GOAL: Wherever the word "color" appears in the entries, copy the whole line.

Records from a data collection
▼▼▼
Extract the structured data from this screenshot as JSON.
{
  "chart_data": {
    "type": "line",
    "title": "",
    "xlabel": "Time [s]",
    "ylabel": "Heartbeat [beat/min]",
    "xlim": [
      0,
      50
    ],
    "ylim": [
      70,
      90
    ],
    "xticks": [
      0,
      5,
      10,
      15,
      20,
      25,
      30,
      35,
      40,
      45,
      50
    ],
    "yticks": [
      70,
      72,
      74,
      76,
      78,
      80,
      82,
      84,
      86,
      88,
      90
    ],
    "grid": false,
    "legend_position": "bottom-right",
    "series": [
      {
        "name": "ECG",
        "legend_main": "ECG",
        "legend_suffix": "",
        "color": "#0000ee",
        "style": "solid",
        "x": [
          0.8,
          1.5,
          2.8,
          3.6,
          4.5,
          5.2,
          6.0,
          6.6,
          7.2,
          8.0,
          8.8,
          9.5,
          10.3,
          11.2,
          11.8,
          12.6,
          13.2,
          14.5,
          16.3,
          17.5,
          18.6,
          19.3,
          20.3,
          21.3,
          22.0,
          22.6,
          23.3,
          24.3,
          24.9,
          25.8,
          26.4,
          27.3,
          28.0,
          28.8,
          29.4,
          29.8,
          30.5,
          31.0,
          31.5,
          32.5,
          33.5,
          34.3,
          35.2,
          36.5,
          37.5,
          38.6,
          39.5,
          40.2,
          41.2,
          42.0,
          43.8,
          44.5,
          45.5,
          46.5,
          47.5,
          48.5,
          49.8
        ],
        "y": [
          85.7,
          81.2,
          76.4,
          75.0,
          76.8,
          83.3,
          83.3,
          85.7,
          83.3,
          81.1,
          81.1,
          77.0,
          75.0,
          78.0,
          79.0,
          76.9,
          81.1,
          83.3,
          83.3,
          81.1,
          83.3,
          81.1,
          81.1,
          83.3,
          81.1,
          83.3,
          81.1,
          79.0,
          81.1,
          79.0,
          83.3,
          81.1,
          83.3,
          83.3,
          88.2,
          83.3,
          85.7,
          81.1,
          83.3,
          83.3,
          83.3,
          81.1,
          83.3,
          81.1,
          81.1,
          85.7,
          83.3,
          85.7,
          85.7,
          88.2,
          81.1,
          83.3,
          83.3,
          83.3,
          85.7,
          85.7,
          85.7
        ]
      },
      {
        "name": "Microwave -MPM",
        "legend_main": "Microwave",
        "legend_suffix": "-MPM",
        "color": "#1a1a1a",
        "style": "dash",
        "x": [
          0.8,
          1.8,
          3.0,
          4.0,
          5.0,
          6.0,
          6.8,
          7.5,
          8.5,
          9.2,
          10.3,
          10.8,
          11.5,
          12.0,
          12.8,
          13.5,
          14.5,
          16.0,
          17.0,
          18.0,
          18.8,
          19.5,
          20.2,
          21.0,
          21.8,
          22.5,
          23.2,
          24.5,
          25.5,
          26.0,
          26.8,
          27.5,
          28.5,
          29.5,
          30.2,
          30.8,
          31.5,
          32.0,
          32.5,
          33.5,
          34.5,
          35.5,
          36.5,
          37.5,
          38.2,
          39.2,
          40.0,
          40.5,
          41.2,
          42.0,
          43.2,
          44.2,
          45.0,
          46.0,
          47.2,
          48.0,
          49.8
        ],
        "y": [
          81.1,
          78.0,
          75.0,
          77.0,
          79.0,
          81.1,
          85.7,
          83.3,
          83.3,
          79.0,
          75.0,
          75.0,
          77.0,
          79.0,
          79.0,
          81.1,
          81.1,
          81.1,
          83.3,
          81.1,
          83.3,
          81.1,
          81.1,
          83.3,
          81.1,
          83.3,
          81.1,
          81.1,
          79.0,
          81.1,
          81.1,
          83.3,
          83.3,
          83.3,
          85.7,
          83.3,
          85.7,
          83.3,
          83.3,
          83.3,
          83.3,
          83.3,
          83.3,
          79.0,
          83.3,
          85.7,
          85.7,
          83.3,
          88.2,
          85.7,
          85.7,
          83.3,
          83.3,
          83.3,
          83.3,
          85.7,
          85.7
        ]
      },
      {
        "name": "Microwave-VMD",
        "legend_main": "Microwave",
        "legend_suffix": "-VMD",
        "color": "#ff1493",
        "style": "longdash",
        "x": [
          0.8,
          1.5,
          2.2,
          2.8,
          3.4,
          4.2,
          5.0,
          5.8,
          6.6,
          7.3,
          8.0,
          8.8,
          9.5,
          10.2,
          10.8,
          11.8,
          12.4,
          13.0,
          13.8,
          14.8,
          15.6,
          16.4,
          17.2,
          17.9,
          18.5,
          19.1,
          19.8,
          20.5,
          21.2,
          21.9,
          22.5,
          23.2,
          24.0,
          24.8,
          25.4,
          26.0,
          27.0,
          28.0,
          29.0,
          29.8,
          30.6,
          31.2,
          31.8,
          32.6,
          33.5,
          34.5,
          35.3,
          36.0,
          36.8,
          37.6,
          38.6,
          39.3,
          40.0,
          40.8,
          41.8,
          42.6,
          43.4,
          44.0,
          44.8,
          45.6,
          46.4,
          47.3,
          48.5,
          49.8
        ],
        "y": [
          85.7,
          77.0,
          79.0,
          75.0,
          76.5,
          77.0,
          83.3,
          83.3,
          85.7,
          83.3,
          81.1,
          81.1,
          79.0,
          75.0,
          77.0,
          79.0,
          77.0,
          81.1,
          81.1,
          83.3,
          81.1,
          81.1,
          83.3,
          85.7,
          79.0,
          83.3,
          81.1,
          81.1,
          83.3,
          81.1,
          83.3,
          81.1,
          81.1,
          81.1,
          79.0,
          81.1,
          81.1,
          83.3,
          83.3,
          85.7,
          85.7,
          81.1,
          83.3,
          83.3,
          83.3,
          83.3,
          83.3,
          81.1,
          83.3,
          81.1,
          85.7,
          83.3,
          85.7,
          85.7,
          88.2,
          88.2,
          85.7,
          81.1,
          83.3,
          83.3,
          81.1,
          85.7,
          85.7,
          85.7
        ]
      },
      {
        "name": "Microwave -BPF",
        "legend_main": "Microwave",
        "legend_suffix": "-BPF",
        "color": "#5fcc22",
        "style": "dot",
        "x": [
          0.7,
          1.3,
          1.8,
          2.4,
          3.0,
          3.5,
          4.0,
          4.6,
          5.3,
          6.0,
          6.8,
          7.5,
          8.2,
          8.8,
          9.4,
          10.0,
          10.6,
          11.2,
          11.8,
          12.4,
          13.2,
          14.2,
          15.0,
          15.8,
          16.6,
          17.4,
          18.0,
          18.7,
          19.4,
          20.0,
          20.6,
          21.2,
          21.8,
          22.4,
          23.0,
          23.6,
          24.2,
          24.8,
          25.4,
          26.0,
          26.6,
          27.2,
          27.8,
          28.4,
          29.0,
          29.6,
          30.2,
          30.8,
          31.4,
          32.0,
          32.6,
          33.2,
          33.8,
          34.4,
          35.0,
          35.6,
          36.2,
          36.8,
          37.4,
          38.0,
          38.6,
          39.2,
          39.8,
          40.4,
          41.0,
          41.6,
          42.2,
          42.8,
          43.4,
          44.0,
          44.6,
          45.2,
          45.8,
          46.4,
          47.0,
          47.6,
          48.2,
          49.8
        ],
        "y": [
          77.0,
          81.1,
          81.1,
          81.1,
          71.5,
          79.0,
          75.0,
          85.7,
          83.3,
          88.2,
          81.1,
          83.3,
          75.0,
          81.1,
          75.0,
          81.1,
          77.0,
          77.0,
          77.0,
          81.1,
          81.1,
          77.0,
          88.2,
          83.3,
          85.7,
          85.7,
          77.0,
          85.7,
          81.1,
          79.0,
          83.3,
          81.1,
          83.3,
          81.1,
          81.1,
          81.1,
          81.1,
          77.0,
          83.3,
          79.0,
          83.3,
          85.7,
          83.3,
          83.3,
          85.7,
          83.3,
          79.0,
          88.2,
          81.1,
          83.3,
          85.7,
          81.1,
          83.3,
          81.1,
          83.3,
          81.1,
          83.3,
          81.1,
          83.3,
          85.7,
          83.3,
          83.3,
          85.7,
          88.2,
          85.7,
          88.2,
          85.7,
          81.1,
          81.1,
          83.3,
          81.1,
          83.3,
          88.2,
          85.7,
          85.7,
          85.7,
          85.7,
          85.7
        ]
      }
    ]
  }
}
▲▲▲
WRITTEN REPLY:
        "color": "#0000ee",
        "color": "#1a1a1a",
        "color": "#ff1493",
        "color": "#5fcc22",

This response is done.